-- What the task requires --
Pull every line containing "right" out of the material below.

========================================

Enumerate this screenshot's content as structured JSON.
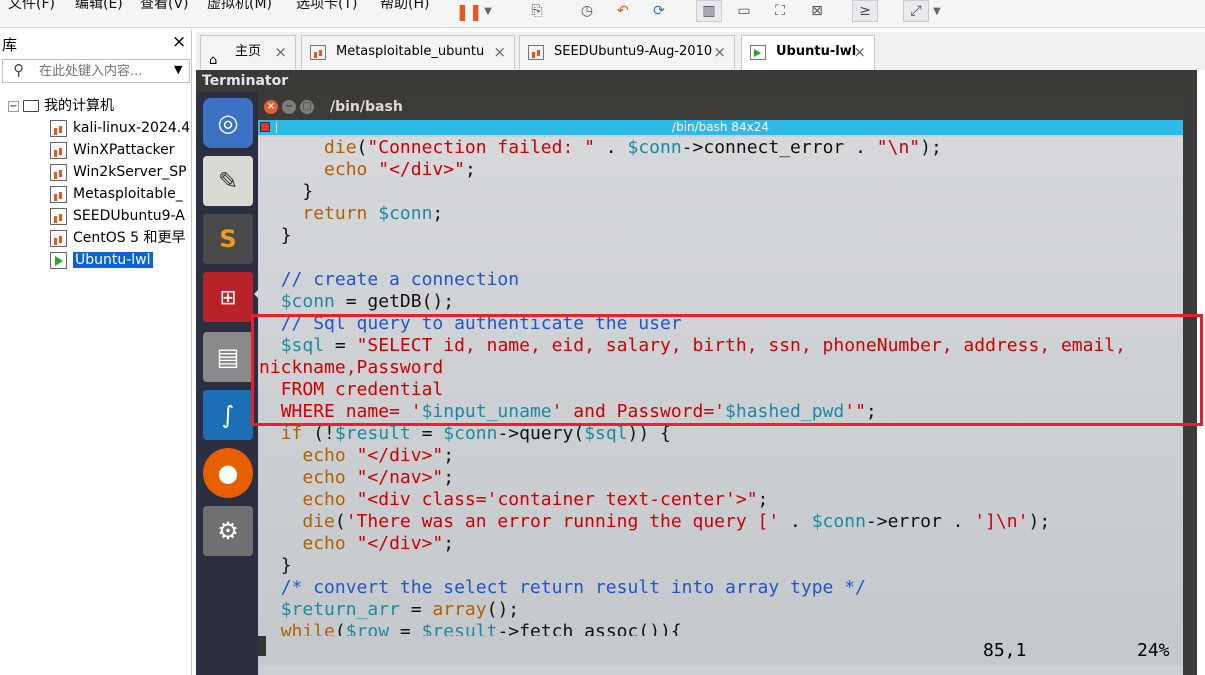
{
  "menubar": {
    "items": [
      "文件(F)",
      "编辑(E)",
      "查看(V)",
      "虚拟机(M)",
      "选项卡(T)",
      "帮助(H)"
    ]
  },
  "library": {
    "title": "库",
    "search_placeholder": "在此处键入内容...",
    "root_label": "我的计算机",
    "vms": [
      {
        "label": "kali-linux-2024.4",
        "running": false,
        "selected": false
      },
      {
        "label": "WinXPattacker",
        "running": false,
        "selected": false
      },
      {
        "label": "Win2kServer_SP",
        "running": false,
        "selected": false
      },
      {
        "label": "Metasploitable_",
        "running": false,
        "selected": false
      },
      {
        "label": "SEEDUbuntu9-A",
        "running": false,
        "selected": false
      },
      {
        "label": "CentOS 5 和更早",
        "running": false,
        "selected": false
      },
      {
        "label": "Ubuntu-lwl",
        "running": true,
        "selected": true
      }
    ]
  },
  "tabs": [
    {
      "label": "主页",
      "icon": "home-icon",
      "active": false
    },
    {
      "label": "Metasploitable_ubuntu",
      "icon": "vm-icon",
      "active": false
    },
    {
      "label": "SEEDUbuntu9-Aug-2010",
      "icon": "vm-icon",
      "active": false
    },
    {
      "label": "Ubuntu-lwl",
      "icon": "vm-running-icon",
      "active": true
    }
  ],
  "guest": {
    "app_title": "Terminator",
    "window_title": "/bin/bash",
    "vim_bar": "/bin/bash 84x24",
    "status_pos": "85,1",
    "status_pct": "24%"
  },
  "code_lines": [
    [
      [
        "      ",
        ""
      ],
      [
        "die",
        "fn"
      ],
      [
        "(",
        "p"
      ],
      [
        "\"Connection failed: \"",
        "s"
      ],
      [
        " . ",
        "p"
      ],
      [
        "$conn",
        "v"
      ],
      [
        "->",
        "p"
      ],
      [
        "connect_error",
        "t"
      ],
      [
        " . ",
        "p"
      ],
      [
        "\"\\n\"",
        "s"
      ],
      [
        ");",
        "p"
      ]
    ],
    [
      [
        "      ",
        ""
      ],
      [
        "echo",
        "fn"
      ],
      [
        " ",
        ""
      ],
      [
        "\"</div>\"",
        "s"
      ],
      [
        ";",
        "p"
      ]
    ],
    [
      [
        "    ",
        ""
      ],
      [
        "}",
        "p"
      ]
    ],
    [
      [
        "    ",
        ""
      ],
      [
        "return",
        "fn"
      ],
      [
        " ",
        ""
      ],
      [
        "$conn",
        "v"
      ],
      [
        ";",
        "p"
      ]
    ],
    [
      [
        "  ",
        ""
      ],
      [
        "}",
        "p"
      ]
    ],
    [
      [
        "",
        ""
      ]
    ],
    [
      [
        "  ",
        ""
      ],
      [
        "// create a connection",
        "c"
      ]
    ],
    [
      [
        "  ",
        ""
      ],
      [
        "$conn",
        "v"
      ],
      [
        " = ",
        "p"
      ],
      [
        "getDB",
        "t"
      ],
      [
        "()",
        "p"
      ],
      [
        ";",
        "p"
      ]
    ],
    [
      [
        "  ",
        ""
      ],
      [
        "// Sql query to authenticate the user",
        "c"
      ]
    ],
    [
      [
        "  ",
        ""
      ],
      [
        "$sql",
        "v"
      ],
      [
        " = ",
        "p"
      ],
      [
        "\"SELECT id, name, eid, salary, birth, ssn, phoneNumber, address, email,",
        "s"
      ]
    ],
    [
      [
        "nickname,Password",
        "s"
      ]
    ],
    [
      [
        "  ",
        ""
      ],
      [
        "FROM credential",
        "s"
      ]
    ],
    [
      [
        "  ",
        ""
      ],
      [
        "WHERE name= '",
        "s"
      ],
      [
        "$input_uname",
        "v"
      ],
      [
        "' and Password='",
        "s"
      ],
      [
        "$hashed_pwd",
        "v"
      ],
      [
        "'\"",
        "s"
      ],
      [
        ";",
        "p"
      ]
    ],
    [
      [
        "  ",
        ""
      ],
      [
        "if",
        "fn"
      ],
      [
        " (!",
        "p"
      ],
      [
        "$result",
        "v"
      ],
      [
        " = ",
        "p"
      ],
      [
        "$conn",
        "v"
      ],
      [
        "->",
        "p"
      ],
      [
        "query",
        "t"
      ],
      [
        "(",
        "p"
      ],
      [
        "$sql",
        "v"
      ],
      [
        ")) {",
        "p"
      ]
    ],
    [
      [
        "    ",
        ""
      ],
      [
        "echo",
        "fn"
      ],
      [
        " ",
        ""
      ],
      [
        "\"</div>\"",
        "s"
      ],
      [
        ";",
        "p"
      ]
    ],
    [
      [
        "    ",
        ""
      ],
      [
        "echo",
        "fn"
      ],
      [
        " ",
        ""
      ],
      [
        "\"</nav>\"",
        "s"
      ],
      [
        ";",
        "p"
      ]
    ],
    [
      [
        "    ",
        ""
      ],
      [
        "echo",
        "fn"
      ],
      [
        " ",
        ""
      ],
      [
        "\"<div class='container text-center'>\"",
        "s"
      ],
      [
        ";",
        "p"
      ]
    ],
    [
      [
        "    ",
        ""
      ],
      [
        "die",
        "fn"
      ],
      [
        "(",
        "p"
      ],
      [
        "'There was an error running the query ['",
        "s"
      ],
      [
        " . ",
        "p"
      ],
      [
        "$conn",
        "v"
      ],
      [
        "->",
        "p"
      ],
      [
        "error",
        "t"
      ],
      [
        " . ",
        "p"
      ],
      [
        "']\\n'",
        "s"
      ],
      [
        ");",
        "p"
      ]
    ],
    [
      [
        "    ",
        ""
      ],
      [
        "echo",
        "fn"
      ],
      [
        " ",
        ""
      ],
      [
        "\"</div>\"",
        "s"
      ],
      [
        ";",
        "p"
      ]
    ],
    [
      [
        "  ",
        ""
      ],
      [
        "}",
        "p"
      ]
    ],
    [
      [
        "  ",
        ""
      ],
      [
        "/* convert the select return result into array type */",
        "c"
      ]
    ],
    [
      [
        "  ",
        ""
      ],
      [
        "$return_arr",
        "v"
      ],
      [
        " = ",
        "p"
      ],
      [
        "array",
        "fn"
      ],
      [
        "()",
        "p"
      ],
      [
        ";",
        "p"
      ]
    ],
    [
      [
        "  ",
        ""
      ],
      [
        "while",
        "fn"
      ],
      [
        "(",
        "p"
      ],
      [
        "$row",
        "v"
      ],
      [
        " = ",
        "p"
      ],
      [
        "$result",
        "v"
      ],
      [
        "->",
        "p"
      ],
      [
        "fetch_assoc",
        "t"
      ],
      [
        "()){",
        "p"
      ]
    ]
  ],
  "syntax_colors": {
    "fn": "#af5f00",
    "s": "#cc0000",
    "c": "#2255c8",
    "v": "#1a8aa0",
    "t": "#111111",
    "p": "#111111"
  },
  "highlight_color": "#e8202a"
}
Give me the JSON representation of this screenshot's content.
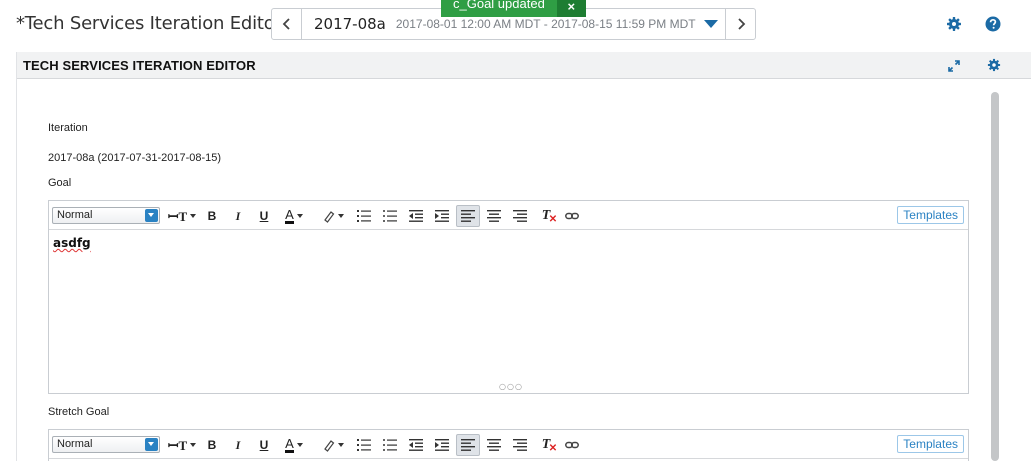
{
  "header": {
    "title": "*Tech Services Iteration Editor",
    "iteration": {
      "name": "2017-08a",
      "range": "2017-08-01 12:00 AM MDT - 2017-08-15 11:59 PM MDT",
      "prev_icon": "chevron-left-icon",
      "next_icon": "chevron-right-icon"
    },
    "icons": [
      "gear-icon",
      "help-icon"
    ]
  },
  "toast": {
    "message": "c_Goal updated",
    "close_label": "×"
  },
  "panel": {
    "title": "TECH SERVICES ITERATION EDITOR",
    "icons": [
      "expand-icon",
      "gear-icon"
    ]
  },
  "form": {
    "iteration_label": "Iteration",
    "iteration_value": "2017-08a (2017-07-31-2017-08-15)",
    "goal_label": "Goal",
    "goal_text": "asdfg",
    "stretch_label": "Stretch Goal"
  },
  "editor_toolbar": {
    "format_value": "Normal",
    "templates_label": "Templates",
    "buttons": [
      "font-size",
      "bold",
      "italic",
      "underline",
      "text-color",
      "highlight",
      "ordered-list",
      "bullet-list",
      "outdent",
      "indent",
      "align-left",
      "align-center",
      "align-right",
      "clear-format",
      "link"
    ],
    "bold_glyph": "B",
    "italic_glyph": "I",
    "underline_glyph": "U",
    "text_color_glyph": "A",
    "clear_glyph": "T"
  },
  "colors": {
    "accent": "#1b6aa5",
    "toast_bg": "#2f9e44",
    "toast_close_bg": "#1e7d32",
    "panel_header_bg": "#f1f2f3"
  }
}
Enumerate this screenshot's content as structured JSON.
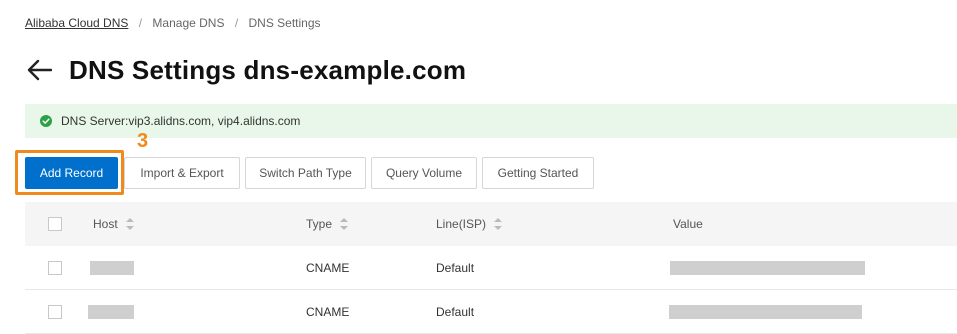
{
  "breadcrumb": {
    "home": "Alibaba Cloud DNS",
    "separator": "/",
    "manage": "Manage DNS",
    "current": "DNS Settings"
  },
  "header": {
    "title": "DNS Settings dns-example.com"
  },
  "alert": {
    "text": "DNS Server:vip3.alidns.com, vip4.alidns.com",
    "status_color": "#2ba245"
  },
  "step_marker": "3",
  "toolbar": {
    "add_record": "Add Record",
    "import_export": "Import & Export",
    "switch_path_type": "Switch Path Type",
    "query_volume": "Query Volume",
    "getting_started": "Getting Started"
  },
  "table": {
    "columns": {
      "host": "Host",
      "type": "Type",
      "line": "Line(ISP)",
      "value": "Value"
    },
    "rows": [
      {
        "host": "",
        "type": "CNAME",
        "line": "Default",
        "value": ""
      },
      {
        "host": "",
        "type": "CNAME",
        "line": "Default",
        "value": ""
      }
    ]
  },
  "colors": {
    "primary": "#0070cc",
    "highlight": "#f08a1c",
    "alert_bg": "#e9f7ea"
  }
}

========================================

-- Exercise output --
      "next_icon": "chevron-right-icon"
      "align-right",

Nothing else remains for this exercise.